(Task to complete):
Go through the records and copy each line where the word "počítania" occurs.

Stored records
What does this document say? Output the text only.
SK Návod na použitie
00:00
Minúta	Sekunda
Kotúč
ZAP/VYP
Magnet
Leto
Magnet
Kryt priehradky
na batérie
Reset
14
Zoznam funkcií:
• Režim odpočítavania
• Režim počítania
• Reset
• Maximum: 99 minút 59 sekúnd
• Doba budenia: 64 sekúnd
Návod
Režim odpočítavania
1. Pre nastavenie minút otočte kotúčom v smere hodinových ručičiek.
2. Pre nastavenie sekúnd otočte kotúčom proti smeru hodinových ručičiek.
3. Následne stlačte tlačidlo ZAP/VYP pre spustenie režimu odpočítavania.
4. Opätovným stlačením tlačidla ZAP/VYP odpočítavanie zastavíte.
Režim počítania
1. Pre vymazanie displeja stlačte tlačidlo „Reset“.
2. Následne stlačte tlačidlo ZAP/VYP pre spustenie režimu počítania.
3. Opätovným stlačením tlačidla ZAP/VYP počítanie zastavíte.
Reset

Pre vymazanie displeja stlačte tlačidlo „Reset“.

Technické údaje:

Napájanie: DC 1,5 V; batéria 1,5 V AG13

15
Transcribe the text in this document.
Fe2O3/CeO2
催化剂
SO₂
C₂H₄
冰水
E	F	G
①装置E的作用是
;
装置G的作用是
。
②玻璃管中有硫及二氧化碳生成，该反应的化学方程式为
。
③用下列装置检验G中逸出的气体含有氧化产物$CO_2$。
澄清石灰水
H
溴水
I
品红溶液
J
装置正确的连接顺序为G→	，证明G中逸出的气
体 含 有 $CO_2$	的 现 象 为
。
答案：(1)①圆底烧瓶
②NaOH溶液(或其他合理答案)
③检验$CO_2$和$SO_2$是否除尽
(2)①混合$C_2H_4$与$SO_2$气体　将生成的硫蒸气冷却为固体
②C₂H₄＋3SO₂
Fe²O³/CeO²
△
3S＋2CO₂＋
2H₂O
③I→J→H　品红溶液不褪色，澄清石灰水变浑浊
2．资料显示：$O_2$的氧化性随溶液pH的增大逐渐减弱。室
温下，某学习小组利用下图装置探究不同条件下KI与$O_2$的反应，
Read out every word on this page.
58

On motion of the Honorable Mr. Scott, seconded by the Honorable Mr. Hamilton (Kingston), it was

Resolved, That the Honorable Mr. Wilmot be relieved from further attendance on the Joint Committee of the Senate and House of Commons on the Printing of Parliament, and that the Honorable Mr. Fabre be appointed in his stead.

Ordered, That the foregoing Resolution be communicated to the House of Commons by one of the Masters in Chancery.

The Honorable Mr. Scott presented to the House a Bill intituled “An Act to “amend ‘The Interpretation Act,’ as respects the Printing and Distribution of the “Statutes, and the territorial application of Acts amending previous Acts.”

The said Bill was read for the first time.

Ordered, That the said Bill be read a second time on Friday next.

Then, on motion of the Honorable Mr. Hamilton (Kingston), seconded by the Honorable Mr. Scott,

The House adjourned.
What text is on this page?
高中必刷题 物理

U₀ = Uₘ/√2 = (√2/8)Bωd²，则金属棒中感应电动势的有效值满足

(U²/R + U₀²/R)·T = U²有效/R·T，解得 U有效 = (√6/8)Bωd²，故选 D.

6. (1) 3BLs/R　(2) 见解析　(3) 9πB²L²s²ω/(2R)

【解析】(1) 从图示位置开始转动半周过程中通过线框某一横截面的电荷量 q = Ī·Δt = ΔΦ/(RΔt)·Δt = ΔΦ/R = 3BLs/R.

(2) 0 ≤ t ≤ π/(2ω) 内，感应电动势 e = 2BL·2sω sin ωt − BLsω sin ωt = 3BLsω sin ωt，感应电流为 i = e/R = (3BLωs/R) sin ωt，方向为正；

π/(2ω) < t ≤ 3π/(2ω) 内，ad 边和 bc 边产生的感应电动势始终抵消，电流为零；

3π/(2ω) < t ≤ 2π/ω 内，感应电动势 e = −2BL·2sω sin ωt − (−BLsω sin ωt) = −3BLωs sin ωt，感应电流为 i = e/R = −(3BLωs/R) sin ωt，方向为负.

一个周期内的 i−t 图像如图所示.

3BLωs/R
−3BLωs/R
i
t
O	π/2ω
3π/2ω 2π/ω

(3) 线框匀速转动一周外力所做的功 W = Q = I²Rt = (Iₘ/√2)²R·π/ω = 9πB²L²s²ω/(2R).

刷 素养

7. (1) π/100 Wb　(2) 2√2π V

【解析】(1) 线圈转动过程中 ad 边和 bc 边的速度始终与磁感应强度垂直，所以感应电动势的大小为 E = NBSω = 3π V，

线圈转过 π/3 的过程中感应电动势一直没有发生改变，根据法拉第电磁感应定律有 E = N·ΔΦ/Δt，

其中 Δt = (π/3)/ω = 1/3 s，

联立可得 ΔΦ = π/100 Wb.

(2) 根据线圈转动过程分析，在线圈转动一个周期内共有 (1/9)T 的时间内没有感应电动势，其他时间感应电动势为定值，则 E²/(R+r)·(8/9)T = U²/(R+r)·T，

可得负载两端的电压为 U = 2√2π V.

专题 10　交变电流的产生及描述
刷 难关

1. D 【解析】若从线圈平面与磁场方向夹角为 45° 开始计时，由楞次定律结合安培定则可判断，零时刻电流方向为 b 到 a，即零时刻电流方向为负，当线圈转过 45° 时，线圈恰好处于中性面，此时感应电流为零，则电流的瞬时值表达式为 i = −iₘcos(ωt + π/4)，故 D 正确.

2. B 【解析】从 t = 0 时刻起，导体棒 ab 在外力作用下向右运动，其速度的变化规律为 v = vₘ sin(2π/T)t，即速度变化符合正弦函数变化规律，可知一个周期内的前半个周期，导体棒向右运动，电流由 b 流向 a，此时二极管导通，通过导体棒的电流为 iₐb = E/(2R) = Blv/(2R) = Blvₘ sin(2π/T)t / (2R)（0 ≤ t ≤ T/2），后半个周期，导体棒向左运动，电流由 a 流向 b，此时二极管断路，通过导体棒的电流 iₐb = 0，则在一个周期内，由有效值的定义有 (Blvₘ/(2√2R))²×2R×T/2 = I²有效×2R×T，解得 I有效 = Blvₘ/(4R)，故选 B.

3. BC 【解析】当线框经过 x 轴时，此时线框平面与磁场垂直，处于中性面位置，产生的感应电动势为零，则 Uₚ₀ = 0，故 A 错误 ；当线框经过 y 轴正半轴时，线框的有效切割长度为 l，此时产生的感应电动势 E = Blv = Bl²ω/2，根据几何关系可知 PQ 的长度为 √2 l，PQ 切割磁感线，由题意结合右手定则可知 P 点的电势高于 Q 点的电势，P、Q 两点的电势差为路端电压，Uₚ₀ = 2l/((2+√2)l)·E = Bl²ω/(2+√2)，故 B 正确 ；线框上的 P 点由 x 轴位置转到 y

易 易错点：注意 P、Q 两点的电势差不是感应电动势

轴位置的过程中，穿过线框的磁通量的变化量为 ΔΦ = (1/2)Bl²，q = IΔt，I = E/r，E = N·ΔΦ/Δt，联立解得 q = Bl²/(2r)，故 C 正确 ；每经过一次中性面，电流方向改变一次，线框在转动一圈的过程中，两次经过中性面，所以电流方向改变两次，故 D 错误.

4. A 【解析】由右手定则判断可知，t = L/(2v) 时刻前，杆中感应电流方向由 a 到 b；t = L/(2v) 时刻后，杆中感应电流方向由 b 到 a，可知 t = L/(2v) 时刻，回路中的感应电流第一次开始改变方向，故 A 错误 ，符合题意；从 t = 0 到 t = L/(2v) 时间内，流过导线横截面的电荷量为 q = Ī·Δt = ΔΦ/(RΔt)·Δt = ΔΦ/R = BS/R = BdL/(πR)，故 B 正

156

(Solution to this exercise):
• Režim počítania
Režim počítania
2. Následne stlačte tlačidlo ZAP/VYP pre spustenie režimu počítania.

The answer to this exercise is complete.